__Work to be completed__.
Copy out lines with the word "Business" from the material that follows.

>> BEGIN

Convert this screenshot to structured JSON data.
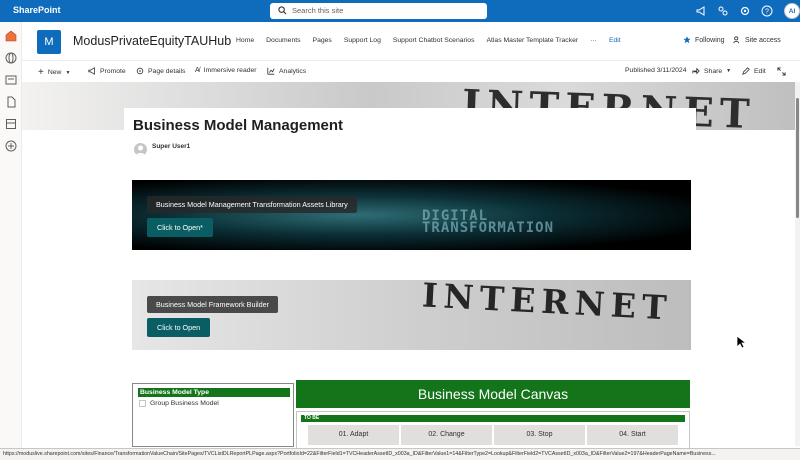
{
  "suitebar": {
    "brand": "SharePoint",
    "search_placeholder": "Search this site",
    "avatar_initials": "AI"
  },
  "site": {
    "logo_letter": "M",
    "title": "ModusPrivateEquityTAUHub",
    "nav": [
      "Home",
      "Documents",
      "Pages",
      "Support Log",
      "Support Chatbot Scenarios",
      "Atlas Master Template Tracker",
      "···",
      "Edit"
    ],
    "following": "Following",
    "site_access": "Site access"
  },
  "commandbar": {
    "new": "New",
    "promote": "Promote",
    "page_details": "Page details",
    "immersive_reader": "Immersive reader",
    "analytics": "Analytics",
    "published": "Published 3/11/2024",
    "share": "Share",
    "edit": "Edit"
  },
  "page": {
    "banner_word": "INTERNET",
    "title": "Business Model Management",
    "author": "Super User1"
  },
  "hero1": {
    "label": "Business Model Management Transformation Assets Library",
    "button": "Click to Open*",
    "image_text": "DIGITAL\nTRANSFORMATION"
  },
  "hero2": {
    "label": "Business Model Framework Builder",
    "button": "Click to Open",
    "image_text": "INTERNET"
  },
  "bm_type": {
    "header": "Business Model Type",
    "option": "Group Business Model"
  },
  "canvas": {
    "title": "Business Model Canvas",
    "section": "TO BE",
    "stages": [
      "01. Adapt",
      "02. Change",
      "03. Stop",
      "04. Start"
    ]
  },
  "status_url": "https://moduslive.sharepoint.com/sites/Finance/TransformationValueChain/SitePages/TVCListDLReportPLPage.aspx?PortfolioId=22&FilterField1=TVCHeaderAssetID_x003a_ID&FilterValue1=14&FilterType2=Lookup&FilterField2=TVCAssetID_x003a_ID&FilterValue2=197&HeaderPageName=Business..."
}
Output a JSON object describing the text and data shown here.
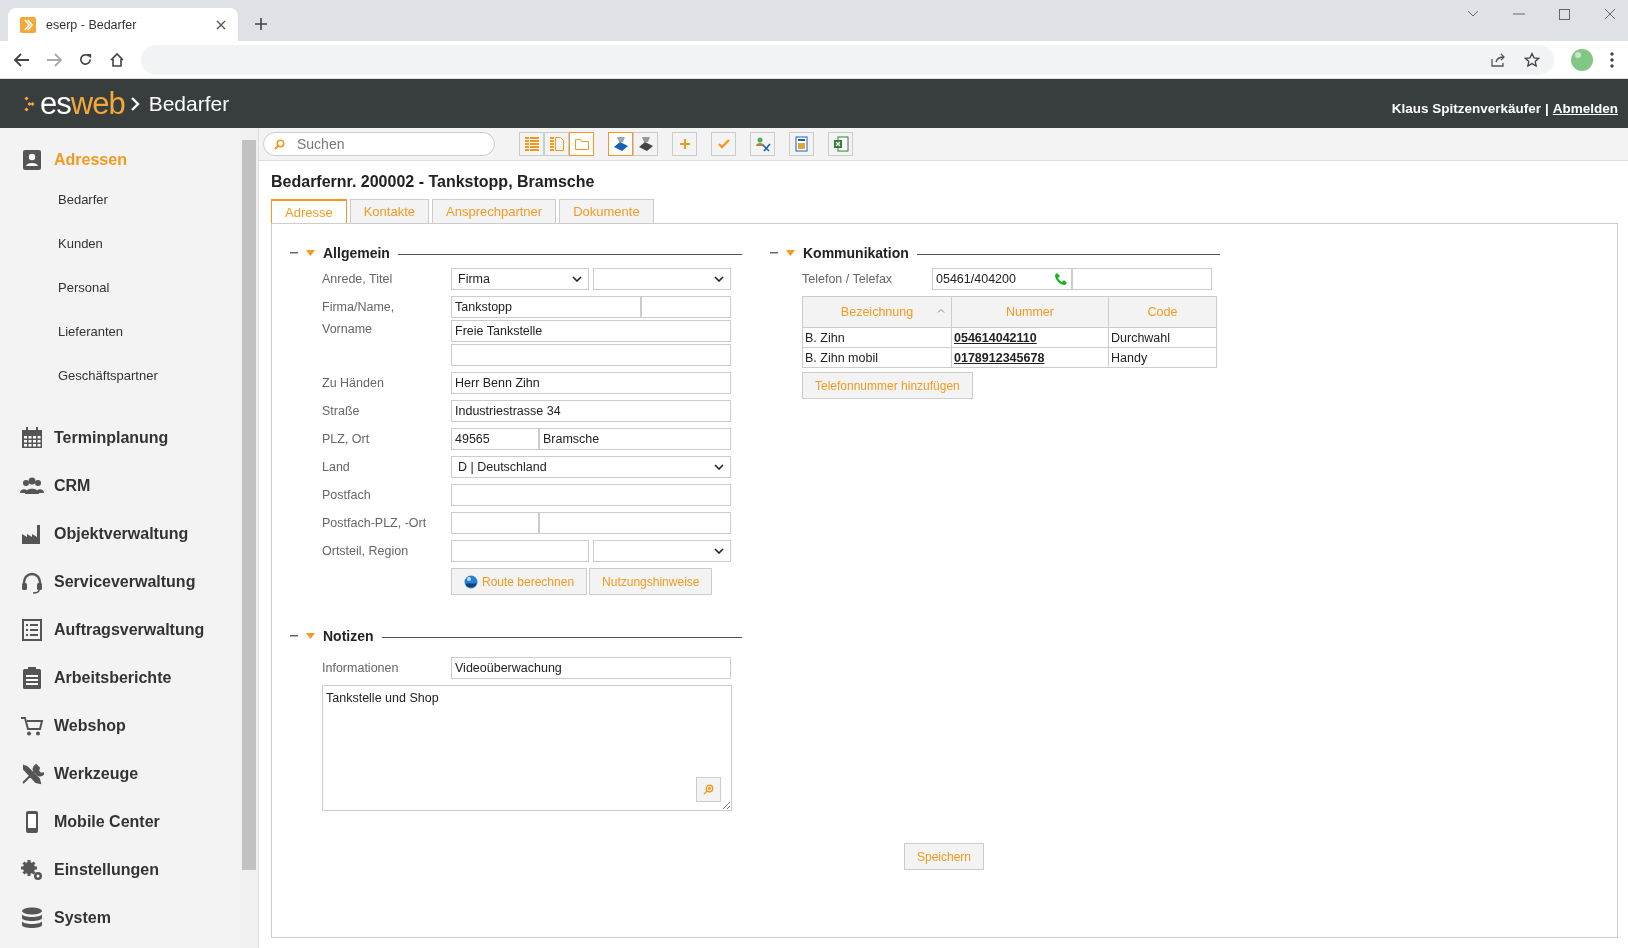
{
  "browser": {
    "tab_title": "eserp - Bedarfer"
  },
  "app_header": {
    "logo_lead": "es",
    "logo_accent": "web",
    "breadcrumb": "Bedarfer",
    "user": "Klaus Spitzenverkäufer",
    "separator": "|",
    "logout": "Abmelden"
  },
  "sidebar": {
    "items": [
      {
        "label": "Adressen",
        "kind": "contact",
        "selected": true,
        "children": [
          {
            "label": "Bedarfer",
            "selected": false
          },
          {
            "label": "Kunden",
            "selected": false
          },
          {
            "label": "Personal",
            "selected": false
          },
          {
            "label": "Lieferanten",
            "selected": false
          },
          {
            "label": "Geschäftspartner",
            "selected": false
          }
        ]
      },
      {
        "label": "Terminplanung",
        "kind": "calendar",
        "selected": false
      },
      {
        "label": "CRM",
        "kind": "people",
        "selected": false
      },
      {
        "label": "Objektverwaltung",
        "kind": "factory",
        "selected": false
      },
      {
        "label": "Serviceverwaltung",
        "kind": "headset",
        "selected": false
      },
      {
        "label": "Auftragsverwaltung",
        "kind": "list",
        "selected": false
      },
      {
        "label": "Arbeitsberichte",
        "kind": "clipboard",
        "selected": false
      },
      {
        "label": "Webshop",
        "kind": "cart",
        "selected": false
      },
      {
        "label": "Werkzeuge",
        "kind": "tools",
        "selected": false
      },
      {
        "label": "Mobile Center",
        "kind": "phone",
        "selected": false
      },
      {
        "label": "Einstellungen",
        "kind": "gears",
        "selected": false
      },
      {
        "label": "System",
        "kind": "database",
        "selected": false
      }
    ]
  },
  "toolbar": {
    "search": {
      "placeholder": "Suchen"
    },
    "groups": [
      [
        {
          "kind": "list-view",
          "selected": false
        },
        {
          "kind": "detail-view",
          "selected": false
        },
        {
          "kind": "folder-view",
          "selected": true
        }
      ],
      [
        {
          "kind": "filter-blue",
          "selected": true
        },
        {
          "kind": "filter-grey",
          "selected": false
        }
      ],
      [
        {
          "kind": "plus"
        }
      ],
      [
        {
          "kind": "check"
        }
      ],
      [
        {
          "kind": "people"
        }
      ],
      [
        {
          "kind": "report"
        }
      ],
      [
        {
          "kind": "excel"
        }
      ]
    ]
  },
  "title": "Bedarfernr. 200002 - Tankstopp, Bramsche",
  "tabs": [
    {
      "label": "Adresse",
      "selected": true
    },
    {
      "label": "Kontakte",
      "selected": false
    },
    {
      "label": "Ansprechpartner",
      "selected": false
    },
    {
      "label": "Dokumente",
      "selected": false
    }
  ],
  "allgemein": {
    "title": "Allgemein",
    "expanded": true,
    "rows": [
      {
        "kind": "pair-select",
        "label": "Anrede, Titel",
        "fields": [
          {
            "kind": "select",
            "value": "Firma"
          },
          {
            "kind": "select"
          }
        ]
      },
      {
        "kind": "name",
        "label": "Firma/Name, Vorname",
        "fields": [
          {
            "kind": "input",
            "value": "Tankstopp"
          },
          {
            "kind": "input"
          },
          {
            "kind": "input",
            "value": "Freie Tankstelle"
          },
          {
            "kind": "input"
          }
        ]
      },
      {
        "kind": "single",
        "label": "Zu Händen",
        "fields": [
          {
            "kind": "input",
            "value": "Herr Benn Zihn"
          }
        ]
      },
      {
        "kind": "single",
        "label": "Straße",
        "fields": [
          {
            "kind": "input",
            "value": "Industriestrasse 34"
          }
        ]
      },
      {
        "kind": "zip",
        "label": "PLZ, Ort",
        "fields": [
          {
            "kind": "input",
            "value": "49565"
          },
          {
            "kind": "input",
            "value": "Bramsche"
          }
        ]
      },
      {
        "kind": "select-wide",
        "label": "Land",
        "fields": [
          {
            "kind": "select",
            "value": "D | Deutschland"
          }
        ]
      },
      {
        "kind": "single",
        "label": "Postfach",
        "fields": [
          {
            "kind": "input"
          }
        ]
      },
      {
        "kind": "zip",
        "label": "Postfach-PLZ, -Ort",
        "fields": [
          {
            "kind": "input"
          },
          {
            "kind": "input"
          }
        ]
      },
      {
        "kind": "input-select",
        "label": "Ortsteil, Region",
        "fields": [
          {
            "kind": "input"
          },
          {
            "kind": "select"
          }
        ]
      }
    ],
    "buttons": [
      {
        "label": "Route berechnen",
        "kind": "globe"
      },
      {
        "label": "Nutzungshinweise",
        "kind": "plain"
      }
    ]
  },
  "notizen": {
    "title": "Notizen",
    "expanded": true,
    "info_label": "Informationen",
    "info_value": "Videoüberwachung",
    "notes": "Tankstelle und Shop"
  },
  "kommunikation": {
    "title": "Kommunikation",
    "expanded": true,
    "phone_label": "Telefon / Telefax",
    "phone": "05461/404200",
    "columns": [
      {
        "label": "Bezeichnung",
        "sorted": true
      },
      {
        "label": "Nummer"
      },
      {
        "label": "Code"
      }
    ],
    "rows": [
      {
        "name": "B. Zihn",
        "number": "054614042110",
        "code": "Durchwahl"
      },
      {
        "name": "B. Zihn mobil",
        "number": "0178912345678",
        "code": "Handy"
      }
    ],
    "add_button": "Telefonnummer hinzufügen"
  },
  "save_button": "Speichern"
}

>> END

__Correct response__.
    "title": "Business Model Management",
    "label": "Business Model Management Transformation Assets Library",
    "label": "Business Model Framework Builder",
    "header": "Business Model Type",
    "option": "Group Business Model"
    "title": "Business Model Canvas",
  "status_url": "https://moduslive.sharepoint.com/sites/Finance/TransformationValueChain/SitePages/TVCListDLReportPLPage.aspx?PortfolioId=22&FilterField1=TVCHeaderAssetID_x003a_ID&FilterValue1=14&FilterType2=Lookup&FilterField2=TVCAssetID_x003a_ID&FilterValue2=197&HeaderPageName=Business..."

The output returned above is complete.